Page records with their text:
[Start of section]

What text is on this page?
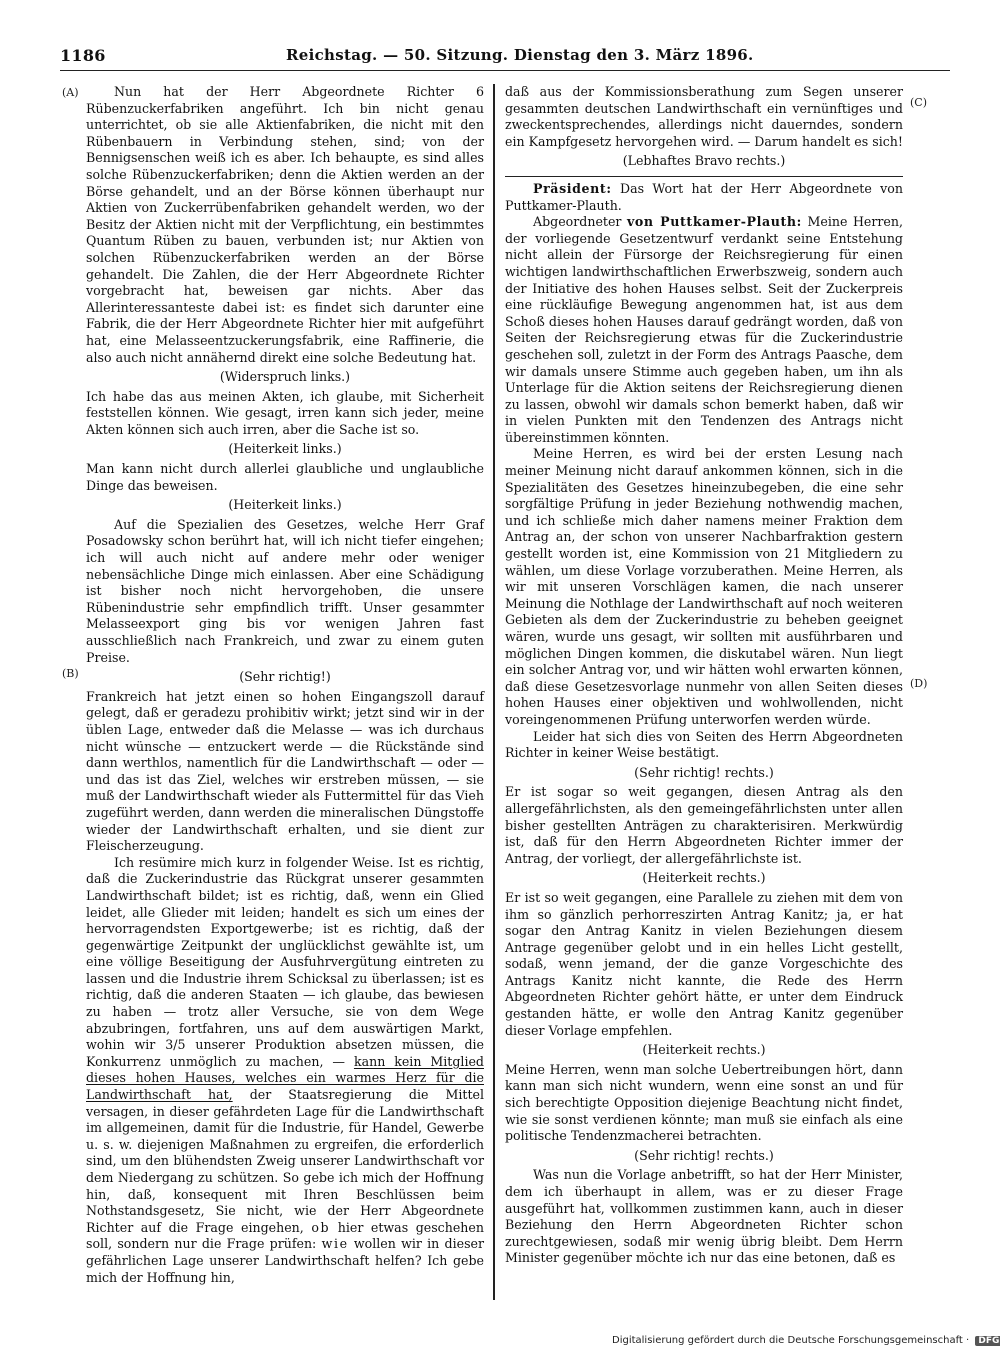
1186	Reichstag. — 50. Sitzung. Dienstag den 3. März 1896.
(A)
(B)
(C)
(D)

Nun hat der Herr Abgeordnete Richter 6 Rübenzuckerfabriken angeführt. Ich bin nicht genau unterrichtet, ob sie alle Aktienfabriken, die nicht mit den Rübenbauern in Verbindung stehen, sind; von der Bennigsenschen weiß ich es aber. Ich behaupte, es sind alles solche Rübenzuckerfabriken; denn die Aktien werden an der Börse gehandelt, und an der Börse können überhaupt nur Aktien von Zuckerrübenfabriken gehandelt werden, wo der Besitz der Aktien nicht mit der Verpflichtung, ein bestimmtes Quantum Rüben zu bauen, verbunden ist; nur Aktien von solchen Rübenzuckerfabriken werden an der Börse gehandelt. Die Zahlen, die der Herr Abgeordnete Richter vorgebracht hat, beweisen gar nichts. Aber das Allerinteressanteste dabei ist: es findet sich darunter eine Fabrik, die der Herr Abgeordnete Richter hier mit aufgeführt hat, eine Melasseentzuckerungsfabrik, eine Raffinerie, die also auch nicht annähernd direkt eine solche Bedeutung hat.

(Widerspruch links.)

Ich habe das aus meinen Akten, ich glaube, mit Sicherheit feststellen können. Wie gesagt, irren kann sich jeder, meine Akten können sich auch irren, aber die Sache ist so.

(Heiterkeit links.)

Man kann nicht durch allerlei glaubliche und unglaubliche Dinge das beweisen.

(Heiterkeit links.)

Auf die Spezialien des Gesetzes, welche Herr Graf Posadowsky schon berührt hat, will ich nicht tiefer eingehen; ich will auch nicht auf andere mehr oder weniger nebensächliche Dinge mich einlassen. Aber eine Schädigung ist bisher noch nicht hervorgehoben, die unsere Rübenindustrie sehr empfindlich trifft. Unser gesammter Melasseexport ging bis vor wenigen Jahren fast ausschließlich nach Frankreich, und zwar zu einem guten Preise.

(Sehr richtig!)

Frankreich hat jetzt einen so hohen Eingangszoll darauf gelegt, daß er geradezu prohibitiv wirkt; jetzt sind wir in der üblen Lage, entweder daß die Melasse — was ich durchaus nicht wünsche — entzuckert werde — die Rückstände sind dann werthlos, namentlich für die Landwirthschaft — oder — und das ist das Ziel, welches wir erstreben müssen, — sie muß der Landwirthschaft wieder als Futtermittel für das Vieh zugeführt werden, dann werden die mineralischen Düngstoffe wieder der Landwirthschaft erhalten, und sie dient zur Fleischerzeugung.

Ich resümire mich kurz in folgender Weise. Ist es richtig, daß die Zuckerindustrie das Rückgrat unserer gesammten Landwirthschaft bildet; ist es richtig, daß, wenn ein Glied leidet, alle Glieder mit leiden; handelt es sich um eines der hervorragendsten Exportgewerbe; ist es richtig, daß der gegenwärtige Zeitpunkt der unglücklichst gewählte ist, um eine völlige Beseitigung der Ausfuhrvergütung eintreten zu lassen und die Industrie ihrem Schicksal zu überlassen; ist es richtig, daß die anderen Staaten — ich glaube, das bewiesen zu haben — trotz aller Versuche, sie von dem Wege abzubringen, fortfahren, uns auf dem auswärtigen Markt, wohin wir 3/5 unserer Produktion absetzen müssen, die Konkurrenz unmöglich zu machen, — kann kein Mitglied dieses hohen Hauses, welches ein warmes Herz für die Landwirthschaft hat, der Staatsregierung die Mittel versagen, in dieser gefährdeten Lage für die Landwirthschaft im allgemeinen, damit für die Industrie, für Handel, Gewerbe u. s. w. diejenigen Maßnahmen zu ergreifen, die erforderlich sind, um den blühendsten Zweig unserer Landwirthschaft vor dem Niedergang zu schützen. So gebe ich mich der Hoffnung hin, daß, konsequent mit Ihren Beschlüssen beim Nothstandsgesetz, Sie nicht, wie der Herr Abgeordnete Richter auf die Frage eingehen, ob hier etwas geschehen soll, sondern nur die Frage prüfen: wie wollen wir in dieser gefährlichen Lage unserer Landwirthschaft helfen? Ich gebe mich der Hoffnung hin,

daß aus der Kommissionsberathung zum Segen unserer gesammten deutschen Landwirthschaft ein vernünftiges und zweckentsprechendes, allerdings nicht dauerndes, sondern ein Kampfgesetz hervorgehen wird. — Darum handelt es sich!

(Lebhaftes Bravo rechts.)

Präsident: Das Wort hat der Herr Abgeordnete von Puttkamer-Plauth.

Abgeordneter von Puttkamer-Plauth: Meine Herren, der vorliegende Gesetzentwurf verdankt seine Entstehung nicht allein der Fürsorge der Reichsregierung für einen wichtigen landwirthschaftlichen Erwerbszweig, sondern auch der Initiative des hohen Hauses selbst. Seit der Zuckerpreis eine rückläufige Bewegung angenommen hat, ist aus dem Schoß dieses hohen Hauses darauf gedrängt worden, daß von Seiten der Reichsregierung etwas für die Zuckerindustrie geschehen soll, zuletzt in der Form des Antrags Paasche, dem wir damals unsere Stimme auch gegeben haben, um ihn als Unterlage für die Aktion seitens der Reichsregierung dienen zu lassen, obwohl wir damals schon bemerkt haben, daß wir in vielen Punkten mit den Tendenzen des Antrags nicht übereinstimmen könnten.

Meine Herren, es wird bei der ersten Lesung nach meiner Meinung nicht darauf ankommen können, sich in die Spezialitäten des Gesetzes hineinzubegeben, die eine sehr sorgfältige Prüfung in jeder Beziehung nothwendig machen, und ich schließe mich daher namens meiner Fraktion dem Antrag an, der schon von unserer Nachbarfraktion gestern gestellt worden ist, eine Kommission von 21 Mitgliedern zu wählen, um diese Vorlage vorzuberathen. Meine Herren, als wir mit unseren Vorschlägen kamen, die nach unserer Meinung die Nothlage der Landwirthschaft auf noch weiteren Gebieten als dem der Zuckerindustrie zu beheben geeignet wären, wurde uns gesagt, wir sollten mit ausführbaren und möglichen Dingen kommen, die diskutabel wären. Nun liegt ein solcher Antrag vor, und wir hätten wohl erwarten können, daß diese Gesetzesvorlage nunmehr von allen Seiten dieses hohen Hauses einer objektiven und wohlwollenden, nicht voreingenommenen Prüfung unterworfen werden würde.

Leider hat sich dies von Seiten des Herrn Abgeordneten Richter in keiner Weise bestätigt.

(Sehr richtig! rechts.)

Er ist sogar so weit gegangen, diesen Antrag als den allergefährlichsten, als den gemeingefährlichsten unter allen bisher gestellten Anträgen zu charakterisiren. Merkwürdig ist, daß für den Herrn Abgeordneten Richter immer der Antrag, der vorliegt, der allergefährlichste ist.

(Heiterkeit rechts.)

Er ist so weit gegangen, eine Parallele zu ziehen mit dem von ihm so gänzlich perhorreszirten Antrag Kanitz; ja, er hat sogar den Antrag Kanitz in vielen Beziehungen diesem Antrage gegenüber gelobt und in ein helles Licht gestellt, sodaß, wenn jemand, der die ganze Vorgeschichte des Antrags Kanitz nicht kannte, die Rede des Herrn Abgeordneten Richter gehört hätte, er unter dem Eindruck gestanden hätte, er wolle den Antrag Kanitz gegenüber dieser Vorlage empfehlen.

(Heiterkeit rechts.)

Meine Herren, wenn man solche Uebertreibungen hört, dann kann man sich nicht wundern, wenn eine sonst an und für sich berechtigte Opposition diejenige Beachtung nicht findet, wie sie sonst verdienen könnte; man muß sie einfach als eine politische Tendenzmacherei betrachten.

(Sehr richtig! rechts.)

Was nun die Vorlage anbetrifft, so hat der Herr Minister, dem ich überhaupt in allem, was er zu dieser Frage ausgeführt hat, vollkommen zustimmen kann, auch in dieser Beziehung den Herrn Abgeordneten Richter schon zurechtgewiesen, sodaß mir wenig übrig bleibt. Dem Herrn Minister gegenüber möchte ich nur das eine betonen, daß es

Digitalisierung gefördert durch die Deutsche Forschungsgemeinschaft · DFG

[End of section]

What the exercise asks: Could you copy every line from the records that has "Puttkamer" in it?

The answer:
Präsident: Das Wort hat der Herr Abgeordnete von Puttkamer-Plauth.
Abgeordneter von Puttkamer-Plauth: Meine Herren, der vorliegende Gesetzentwurf verdankt seine Entstehung nicht allein der Fürsorge der Reichsregierung für einen wichtigen landwirthschaftlichen Erwerbszweig, sondern auch der Initiative des hohen Hauses selbst. Seit der Zuckerpreis eine rückläufige Bewegung angenommen hat, ist aus dem Schoß dieses hohen Hauses darauf gedrängt worden, daß von Seiten der Reichsregierung etwas für die Zuckerindustrie geschehen soll, zuletzt in der Form des Antrags Paasche, dem wir damals unsere Stimme auch gegeben haben, um ihn als Unterlage für die Aktion seitens der Reichsregierung dienen zu lassen, obwohl wir damals schon bemerkt haben, daß wir in vielen Punkten mit den Tendenzen des Antrags nicht übereinstimmen könnten.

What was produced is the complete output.